DIRECTION:
Find every line with "Determines" in it, then report how many there are and nothing more.

DATA SHOWN:
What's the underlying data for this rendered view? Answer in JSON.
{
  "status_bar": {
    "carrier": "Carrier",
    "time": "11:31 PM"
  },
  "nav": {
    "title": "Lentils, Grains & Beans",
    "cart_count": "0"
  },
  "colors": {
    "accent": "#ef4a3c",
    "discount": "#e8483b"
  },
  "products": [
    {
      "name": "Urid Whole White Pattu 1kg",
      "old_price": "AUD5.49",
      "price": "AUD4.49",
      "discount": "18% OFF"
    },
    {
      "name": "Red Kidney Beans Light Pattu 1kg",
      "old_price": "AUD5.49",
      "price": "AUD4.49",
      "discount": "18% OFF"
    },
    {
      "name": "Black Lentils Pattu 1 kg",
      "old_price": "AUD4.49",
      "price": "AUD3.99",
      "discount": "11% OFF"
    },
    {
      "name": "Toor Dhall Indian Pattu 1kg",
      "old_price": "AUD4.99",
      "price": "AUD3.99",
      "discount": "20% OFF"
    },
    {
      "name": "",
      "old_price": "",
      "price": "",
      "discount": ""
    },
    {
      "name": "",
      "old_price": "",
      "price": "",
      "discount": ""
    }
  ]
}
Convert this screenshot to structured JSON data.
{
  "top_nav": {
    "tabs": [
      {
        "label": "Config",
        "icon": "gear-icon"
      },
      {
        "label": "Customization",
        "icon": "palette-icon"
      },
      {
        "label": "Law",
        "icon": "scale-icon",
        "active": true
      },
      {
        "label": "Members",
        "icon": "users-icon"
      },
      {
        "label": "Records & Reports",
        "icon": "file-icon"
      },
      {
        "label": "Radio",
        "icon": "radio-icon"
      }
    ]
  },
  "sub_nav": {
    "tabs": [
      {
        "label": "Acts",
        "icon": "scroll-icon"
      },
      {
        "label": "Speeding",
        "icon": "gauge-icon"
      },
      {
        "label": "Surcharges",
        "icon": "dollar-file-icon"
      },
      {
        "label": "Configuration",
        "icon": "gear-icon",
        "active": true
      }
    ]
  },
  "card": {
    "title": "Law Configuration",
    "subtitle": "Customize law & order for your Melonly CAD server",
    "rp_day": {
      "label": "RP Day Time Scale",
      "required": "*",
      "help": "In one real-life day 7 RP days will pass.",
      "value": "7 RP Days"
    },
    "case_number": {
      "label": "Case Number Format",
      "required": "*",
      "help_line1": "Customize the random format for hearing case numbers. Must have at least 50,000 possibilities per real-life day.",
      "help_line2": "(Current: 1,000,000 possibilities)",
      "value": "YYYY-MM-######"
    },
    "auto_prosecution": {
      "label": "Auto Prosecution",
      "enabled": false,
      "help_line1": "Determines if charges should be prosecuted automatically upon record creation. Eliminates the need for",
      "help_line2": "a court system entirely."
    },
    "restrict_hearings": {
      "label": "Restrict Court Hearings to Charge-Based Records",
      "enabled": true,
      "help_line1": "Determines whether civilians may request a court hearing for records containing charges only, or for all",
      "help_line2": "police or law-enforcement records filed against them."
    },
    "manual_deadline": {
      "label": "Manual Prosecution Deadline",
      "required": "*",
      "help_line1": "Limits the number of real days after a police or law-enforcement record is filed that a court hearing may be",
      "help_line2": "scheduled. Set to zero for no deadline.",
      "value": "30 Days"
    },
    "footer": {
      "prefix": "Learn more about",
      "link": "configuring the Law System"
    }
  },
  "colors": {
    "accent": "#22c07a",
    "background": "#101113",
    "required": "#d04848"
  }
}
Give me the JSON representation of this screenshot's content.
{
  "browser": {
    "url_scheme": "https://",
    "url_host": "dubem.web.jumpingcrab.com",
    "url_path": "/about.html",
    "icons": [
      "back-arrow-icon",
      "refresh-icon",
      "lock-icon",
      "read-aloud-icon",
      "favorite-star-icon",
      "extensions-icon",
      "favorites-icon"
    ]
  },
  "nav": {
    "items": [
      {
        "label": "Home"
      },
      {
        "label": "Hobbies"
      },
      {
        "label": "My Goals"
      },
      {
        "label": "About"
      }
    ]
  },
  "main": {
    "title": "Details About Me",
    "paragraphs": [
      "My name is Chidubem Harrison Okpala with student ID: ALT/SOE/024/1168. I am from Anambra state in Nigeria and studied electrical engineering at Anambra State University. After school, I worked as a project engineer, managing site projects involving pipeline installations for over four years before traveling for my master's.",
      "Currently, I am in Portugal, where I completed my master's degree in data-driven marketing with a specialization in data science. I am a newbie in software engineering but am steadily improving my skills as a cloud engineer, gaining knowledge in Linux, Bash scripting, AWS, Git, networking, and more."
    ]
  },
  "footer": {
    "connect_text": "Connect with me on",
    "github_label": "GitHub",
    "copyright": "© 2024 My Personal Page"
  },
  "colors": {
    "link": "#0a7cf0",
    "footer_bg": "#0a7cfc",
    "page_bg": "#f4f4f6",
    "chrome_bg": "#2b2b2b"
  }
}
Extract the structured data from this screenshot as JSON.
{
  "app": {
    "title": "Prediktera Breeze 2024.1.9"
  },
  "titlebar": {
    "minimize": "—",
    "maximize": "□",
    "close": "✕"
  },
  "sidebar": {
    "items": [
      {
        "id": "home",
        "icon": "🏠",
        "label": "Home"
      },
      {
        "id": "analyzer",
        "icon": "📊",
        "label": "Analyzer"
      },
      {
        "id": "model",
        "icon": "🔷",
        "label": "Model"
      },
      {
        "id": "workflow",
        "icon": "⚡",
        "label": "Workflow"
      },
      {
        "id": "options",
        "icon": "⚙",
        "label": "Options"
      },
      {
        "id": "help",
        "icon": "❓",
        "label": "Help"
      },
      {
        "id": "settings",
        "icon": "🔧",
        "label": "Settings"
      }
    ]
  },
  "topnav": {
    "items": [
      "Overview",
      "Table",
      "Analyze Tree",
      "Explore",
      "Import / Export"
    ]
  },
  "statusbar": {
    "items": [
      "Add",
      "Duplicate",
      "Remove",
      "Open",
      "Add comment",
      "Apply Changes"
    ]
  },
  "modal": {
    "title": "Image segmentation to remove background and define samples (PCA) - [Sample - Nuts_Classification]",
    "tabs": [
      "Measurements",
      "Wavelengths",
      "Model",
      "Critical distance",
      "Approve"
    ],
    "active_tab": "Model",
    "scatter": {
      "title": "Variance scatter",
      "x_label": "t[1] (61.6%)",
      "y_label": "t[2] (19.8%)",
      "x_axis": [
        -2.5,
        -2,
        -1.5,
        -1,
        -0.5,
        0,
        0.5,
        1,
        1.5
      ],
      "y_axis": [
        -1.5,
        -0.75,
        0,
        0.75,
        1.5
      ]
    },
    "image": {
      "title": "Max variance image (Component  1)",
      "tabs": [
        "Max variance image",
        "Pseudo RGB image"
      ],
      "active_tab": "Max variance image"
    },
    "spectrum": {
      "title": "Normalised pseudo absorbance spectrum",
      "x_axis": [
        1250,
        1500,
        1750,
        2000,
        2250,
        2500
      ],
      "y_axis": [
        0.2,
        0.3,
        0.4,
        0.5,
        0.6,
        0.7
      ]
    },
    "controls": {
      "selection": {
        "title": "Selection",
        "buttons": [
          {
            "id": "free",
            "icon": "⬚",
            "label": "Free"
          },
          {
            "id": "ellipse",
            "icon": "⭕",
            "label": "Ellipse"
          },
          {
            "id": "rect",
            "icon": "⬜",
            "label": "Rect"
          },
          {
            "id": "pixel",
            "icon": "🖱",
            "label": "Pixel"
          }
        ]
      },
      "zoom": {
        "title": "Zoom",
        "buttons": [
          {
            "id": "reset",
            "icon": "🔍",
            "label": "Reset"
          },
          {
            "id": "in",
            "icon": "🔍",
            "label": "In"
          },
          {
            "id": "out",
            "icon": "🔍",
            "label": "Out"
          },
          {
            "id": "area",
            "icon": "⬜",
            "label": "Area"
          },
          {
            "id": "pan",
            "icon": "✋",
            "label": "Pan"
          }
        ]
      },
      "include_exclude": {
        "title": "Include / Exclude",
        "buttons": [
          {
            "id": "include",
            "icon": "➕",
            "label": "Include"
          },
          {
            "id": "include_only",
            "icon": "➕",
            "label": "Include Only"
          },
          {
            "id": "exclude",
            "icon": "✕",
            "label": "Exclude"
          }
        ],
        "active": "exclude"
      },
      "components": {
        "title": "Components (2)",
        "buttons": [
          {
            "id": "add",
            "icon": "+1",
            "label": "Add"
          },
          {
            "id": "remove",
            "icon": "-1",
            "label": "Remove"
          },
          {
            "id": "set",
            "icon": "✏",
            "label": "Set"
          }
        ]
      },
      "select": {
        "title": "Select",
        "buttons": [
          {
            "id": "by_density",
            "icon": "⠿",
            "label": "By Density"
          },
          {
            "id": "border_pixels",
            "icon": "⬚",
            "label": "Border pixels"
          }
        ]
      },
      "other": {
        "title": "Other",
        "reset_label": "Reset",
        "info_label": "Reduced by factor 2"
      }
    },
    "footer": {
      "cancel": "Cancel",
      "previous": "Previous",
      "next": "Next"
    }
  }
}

RESPONSE:
2